■ Exercise goal: Identify every line in the records below that contains the word "seule", and reproduce each one.

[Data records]
>>>
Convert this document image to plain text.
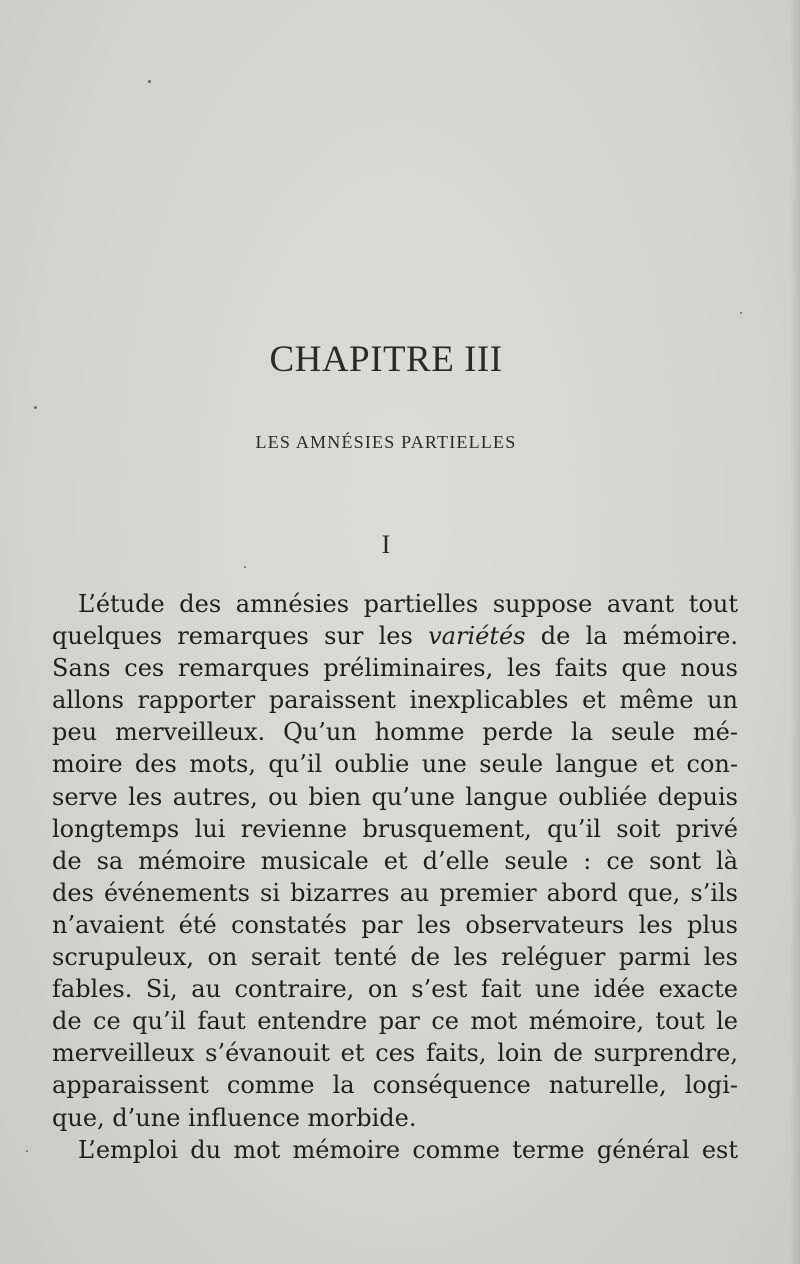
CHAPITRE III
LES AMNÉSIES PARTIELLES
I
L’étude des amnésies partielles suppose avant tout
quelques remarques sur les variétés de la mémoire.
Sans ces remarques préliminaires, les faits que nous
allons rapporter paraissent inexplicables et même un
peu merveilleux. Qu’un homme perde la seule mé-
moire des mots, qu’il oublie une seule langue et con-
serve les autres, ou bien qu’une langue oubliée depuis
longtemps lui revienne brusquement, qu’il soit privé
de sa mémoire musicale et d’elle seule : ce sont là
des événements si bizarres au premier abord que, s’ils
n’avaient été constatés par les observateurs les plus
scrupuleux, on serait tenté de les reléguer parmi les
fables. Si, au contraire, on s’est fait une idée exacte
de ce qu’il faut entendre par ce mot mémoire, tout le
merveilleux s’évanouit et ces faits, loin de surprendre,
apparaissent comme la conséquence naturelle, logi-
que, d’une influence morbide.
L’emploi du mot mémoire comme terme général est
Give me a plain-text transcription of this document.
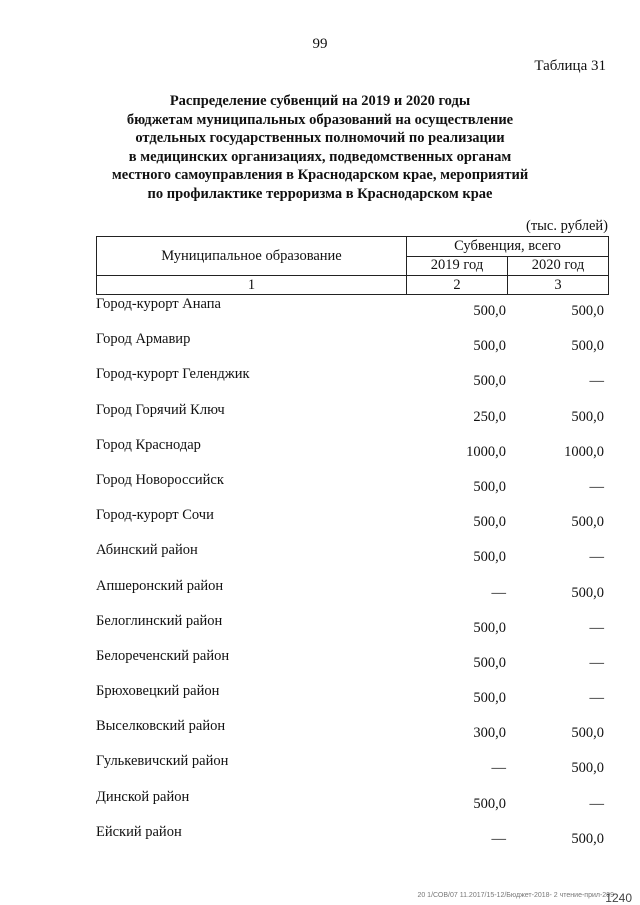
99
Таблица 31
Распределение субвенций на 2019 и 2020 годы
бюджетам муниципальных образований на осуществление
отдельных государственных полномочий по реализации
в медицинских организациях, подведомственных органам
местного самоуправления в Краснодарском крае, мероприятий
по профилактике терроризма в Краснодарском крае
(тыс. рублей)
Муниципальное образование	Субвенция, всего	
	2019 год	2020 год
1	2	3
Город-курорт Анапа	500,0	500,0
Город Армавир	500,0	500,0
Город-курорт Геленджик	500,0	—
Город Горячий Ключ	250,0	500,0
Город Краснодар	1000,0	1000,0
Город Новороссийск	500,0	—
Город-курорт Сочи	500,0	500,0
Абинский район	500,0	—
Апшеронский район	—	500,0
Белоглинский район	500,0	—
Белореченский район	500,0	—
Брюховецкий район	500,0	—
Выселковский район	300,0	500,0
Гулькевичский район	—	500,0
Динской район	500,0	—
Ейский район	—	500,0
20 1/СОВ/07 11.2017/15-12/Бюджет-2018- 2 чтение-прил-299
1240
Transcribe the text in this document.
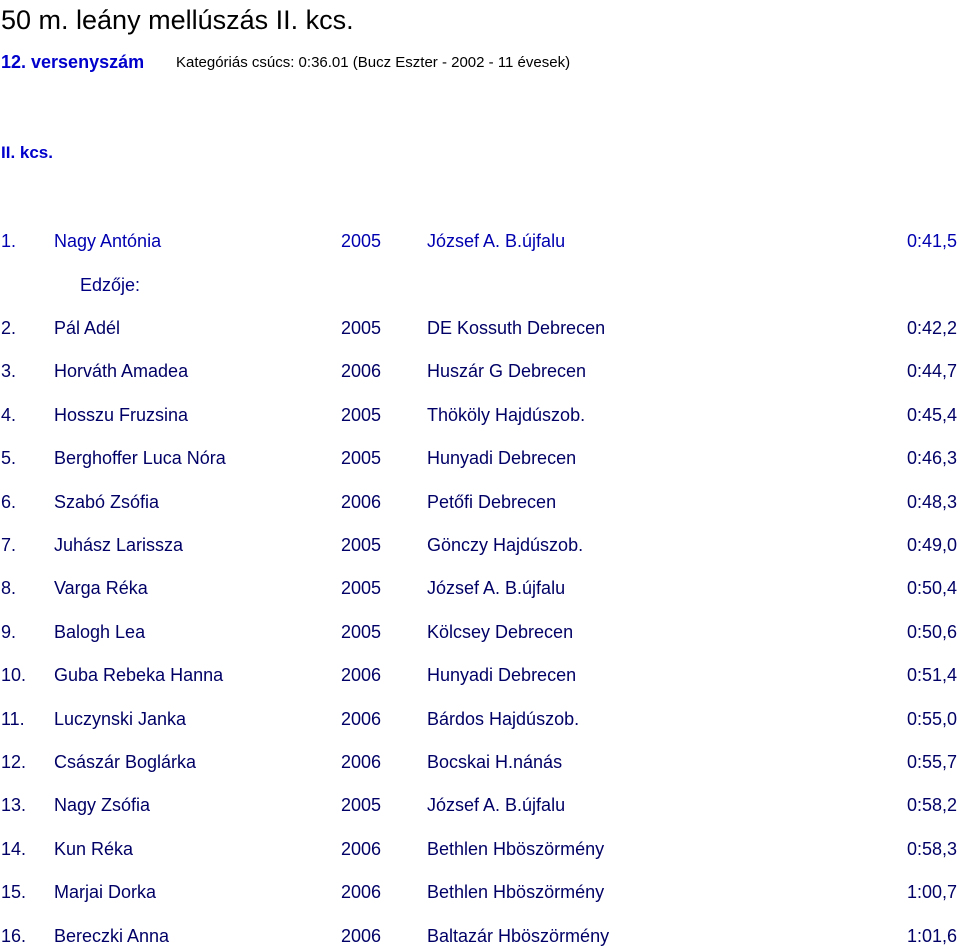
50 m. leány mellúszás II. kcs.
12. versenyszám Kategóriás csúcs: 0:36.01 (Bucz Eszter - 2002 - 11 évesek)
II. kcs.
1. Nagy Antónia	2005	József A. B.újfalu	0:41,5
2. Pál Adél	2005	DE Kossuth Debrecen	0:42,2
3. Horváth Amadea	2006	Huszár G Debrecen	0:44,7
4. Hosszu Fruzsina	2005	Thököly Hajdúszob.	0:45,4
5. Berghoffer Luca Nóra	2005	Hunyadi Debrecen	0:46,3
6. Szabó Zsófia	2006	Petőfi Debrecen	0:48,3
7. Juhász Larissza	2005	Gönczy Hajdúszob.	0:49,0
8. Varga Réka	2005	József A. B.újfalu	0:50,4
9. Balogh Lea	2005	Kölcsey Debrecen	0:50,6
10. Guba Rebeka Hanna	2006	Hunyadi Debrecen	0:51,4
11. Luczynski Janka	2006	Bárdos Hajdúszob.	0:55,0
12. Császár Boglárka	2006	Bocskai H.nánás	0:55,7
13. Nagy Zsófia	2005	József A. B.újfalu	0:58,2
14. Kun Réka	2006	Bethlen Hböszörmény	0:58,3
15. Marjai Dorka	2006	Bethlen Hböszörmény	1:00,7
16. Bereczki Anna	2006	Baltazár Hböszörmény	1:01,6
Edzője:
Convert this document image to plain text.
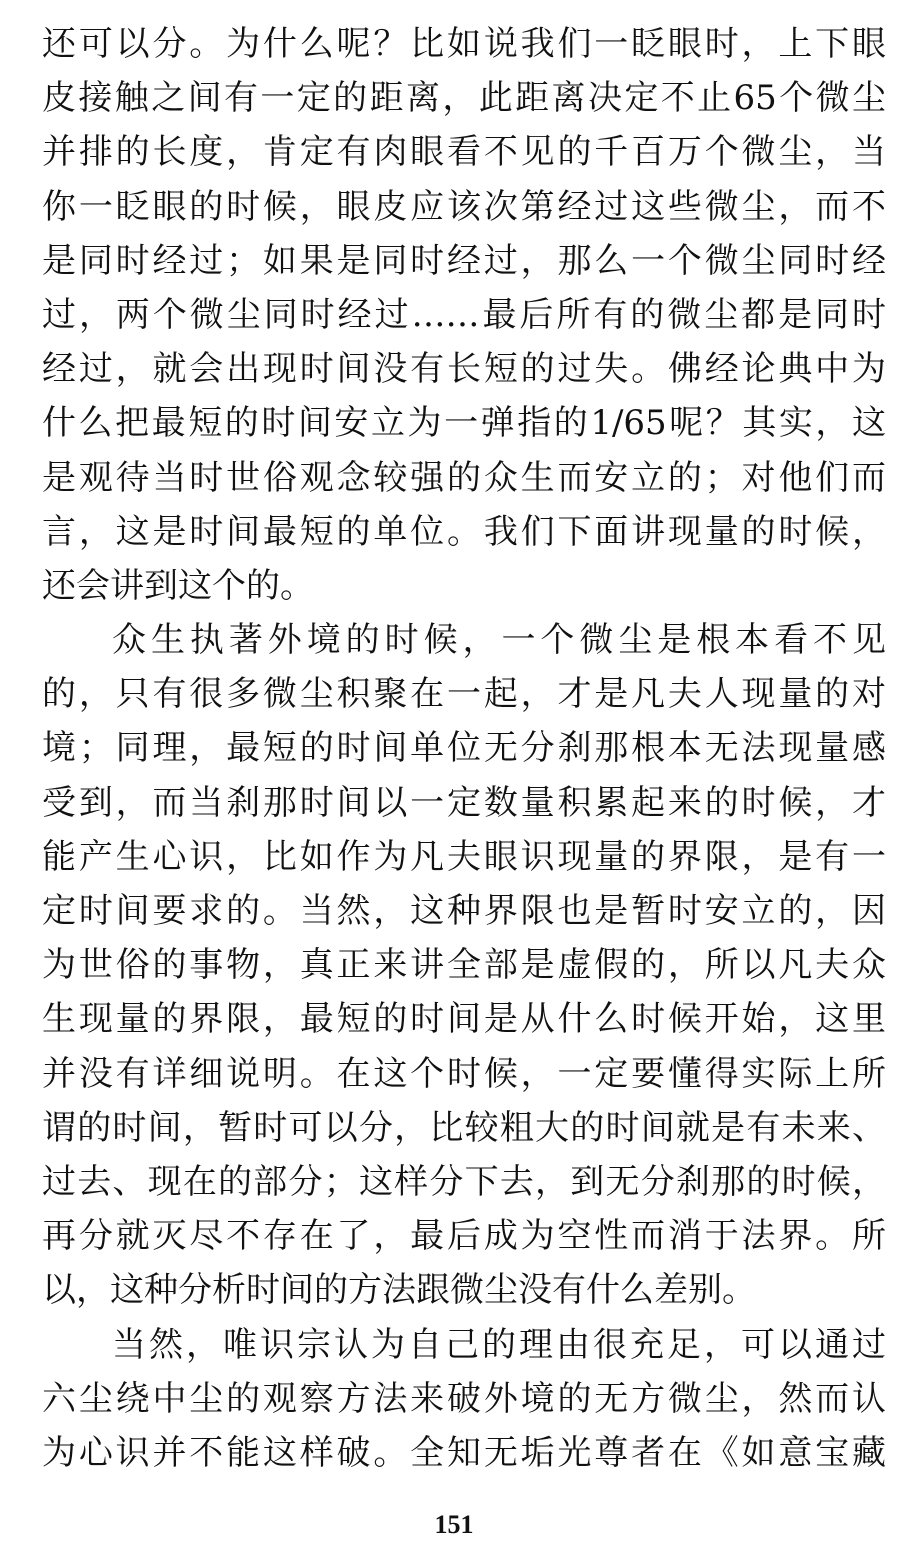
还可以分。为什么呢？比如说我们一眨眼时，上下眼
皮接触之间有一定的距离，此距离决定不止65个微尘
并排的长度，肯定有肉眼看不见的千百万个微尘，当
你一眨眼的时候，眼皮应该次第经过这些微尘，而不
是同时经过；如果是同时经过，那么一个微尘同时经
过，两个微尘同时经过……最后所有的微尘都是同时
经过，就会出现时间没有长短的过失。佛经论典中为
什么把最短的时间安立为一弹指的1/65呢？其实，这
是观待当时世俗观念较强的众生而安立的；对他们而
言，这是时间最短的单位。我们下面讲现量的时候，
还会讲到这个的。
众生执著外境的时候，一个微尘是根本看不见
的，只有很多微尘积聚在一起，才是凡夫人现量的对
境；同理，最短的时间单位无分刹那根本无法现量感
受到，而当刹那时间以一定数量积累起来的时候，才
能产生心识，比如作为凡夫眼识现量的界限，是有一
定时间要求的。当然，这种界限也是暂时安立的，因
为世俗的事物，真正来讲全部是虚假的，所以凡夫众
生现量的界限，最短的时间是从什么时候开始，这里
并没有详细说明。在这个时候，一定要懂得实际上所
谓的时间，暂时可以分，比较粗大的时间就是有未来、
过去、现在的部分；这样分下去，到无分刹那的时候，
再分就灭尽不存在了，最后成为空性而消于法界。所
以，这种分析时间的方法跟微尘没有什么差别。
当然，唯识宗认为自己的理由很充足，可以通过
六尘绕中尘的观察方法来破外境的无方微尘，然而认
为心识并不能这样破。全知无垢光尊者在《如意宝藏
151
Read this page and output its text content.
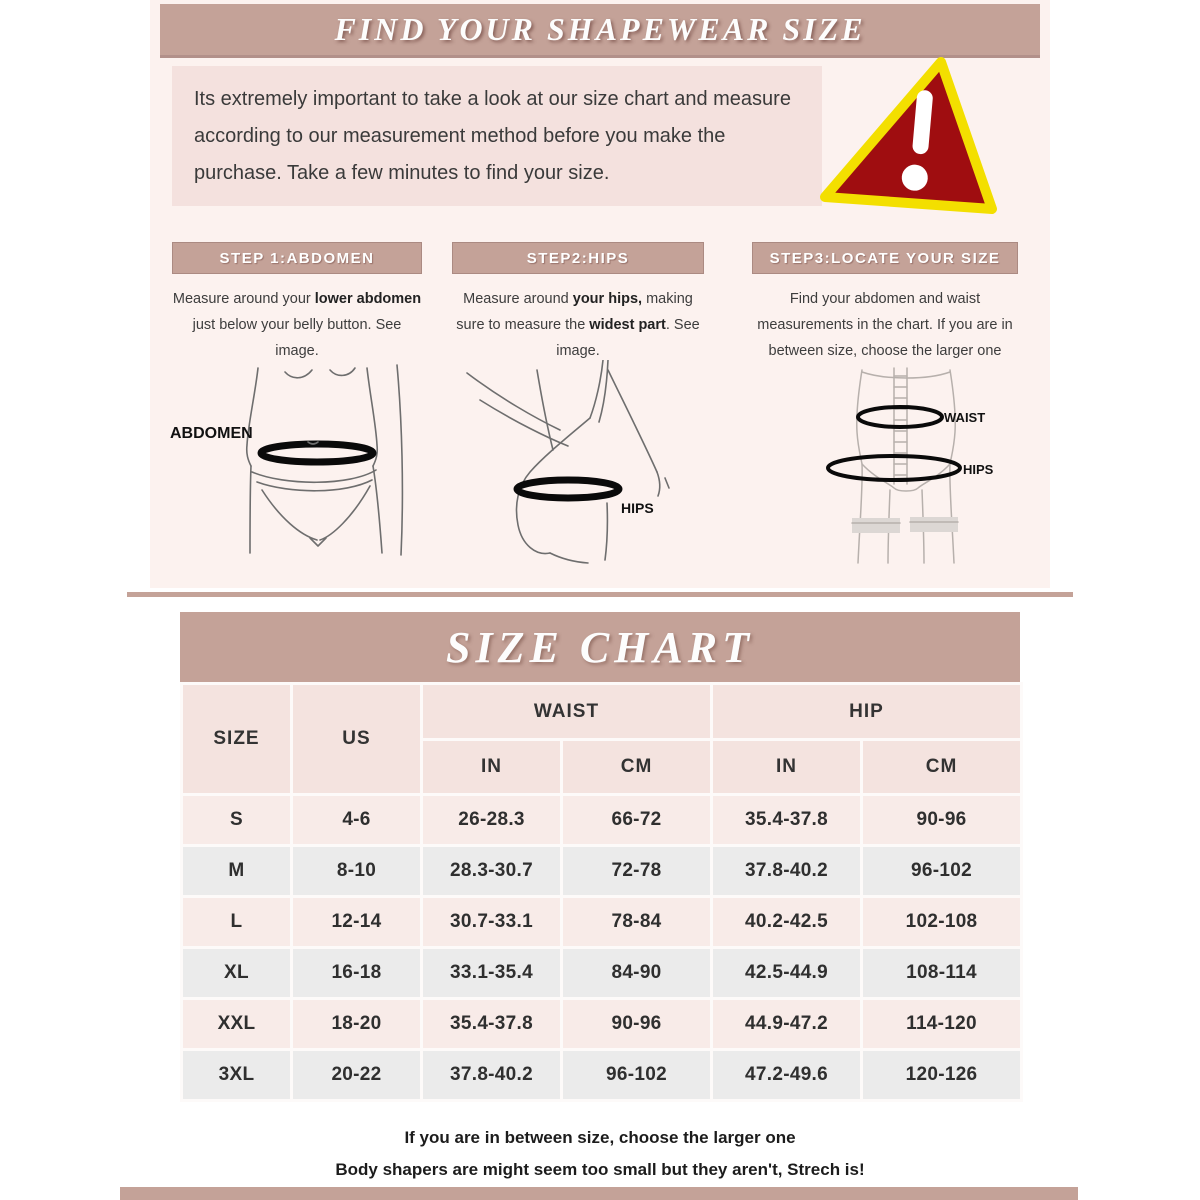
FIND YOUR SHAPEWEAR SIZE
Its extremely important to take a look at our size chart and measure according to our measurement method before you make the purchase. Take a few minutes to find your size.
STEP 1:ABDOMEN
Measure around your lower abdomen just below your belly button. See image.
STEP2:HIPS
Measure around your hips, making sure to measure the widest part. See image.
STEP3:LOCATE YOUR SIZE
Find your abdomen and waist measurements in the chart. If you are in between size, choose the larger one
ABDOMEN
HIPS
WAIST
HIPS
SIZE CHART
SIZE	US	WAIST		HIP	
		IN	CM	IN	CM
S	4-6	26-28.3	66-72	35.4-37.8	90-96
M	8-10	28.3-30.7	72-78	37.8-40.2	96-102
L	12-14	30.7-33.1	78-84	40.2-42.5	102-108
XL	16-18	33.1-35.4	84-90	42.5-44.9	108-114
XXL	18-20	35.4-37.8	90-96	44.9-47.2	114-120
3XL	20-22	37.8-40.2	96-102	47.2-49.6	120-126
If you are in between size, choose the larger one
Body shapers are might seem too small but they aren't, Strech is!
<<<
■ Response to this exercise:
peu merveilleux. Qu’un homme perde la seule mé-
moire des mots, qu’il oublie une seule langue et con-
de sa mémoire musicale et d’elle seule : ce sont là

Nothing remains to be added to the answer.